— start DATA FOR THIS EXERCISE —

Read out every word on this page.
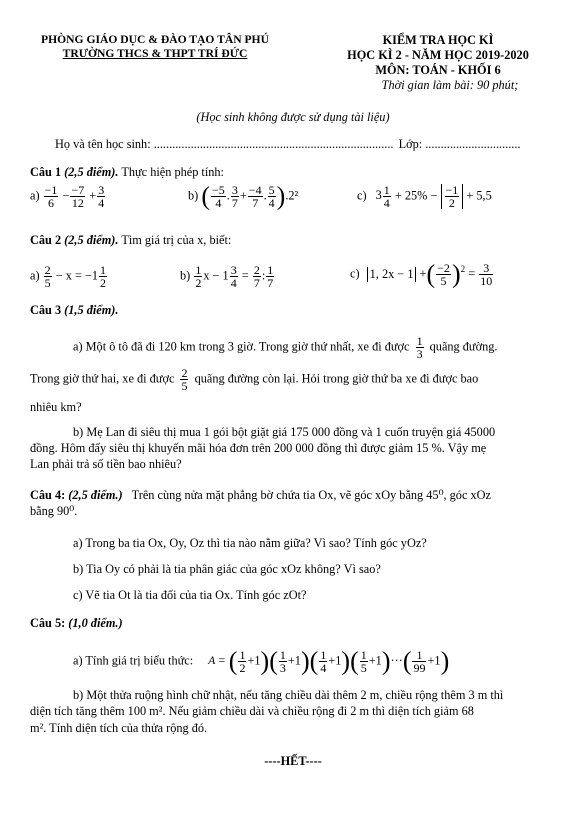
PHÒNG GIÁO DỤC & ĐÀO TẠO TÂN PHÚ
TRƯỜNG THCS & THPT TRÍ ĐỨC
KIỂM TRA HỌC KÌ
HỌC KÌ 2 - NĂM HỌC 2019-2020
MÔN: TOÁN - KHỐI 6
Thời gian làm bài: 90 phút;
(Học sinh không được sử dụng tài liệu)
Họ và tên học sinh: .............................................................................. Lớp: ...............................
Câu 1 (2,5 điểm). Thực hiện phép tính:
$a) \frac{-1}{6} - \frac{-7}{12} + \frac{3}{4}$	b) ( $\frac{-5}{4}$ . $\frac{3}{7} + \frac{-4}{7}$ . $\frac{5}{4} ).2^2$	c) $3 \frac{1}{4} + 25\% - \frac{-1}{2} + 5,5$
Câu 2 (2,5 điểm). Tìm giá trị của x, biết:
$a) \frac{2}{5} - x = -1 \frac{1}{2}$	$b) \frac{1}{2}$ $x - 1 \frac{3}{4} = \frac{2}{7}$ : $\frac{1}{7}$	c) 1, 2x − 1 +( $\frac{-2}{5} )^2 = \frac{3}{10}$
Câu 3 (1,5 điểm).
a) Một ô tô đã đi 120 km trong 3 giờ. Trong giờ thứ nhất, xe đi được $\frac{1}{3}$ quãng đường.
Trong giờ thứ hai, xe đi được $\frac{2}{5}$ quãng đường còn lại. Hỏi trong giờ thứ ba xe đi được bao
nhiêu km?
b) Mẹ Lan đi siêu thị mua 1 gói bột giặt giá 175 000 đồng và 1 cuốn truyện giá 45000
đồng. Hôm đấy siêu thị khuyến mãi hóa đơn trên 200 000 đồng thì được giảm 15 %. Vậy mẹ
Lan phải trả số tiền bao nhiêu?
Câu 4: (2,5 điểm.) Trên cùng nửa mặt phẳng bờ chứa tia Ox, vẽ góc xOy bằng 45⁰, góc xOz
bằng 90⁰.
a) Trong ba tia Ox, Oy, Oz thì tia nào nằm giữa? Vì sao? Tính góc yOz?
b) Tia Oy có phải là tia phân giác của góc xOz không? Vì sao?
c) Vẽ tia Ot là tia đối của tia Ox. Tính góc zOt?
Câu 5: (1,0 điểm.)
a) Tính giá trị biểu thức: A = ( $\frac{1}{2} +1)( \frac{1}{3} +1)( \frac{1}{4} +1)( \frac{1}{5} +1)\cdot\cdot\cdot( \frac{1}{99} +1)$
b) Một thửa ruộng hình chữ nhật, nếu tăng chiều dài thêm 2 m, chiều rộng thêm 3 m thì
diện tích tăng thêm 100 m². Nếu giảm chiều dài và chiều rộng đi 2 m thì diện tích giảm 68
m². Tính diện tích của thửa rộng đó.
----HẾT----
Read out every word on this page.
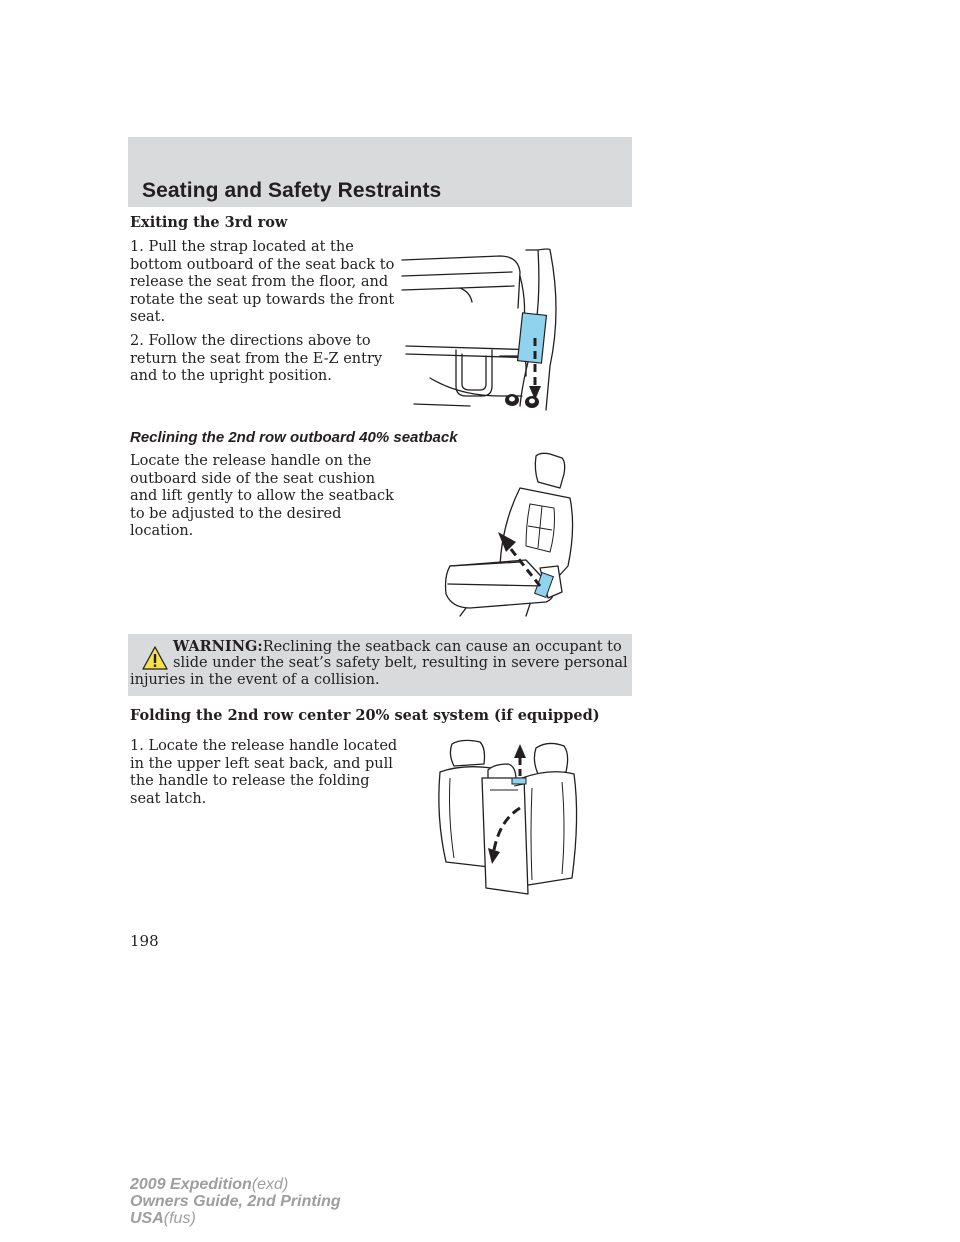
Seating and Safety Restraints
Exiting the 3rd row
1. Pull the strap located at the
bottom outboard of the seat back to
release the seat from the floor, and
rotate the seat up towards the front
seat.
2. Follow the directions above to
return the seat from the E-Z entry
and to the upright position.
Reclining the 2nd row outboard 40% seatback
Locate the release handle on the
outboard side of the seat cushion
and lift gently to allow the seatback
to be adjusted to the desired
location.
WARNING:Reclining the seatback can cause an occupant to
slide under the seat’s safety belt, resulting in severe personal
injuries in the event of a collision.
Folding the 2nd row center 20% seat system (if equipped)
1. Locate the release handle located
in the upper left seat back, and pull
the handle to release the folding
seat latch.
198
2009 Expedition(exd)
Owners Guide, 2nd Printing
USA(fus)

— end DATA FOR THIS EXERCISE —

Copy every line of the data that holds the string "siêu".

■ COMPLETE OUTPUT
b) Mẹ Lan đi siêu thị mua 1 gói bột giặt giá 175 000 đồng và 1 cuốn truyện giá 45000
đồng. Hôm đấy siêu thị khuyến mãi hóa đơn trên 200 000 đồng thì được giảm 15 %. Vậy mẹ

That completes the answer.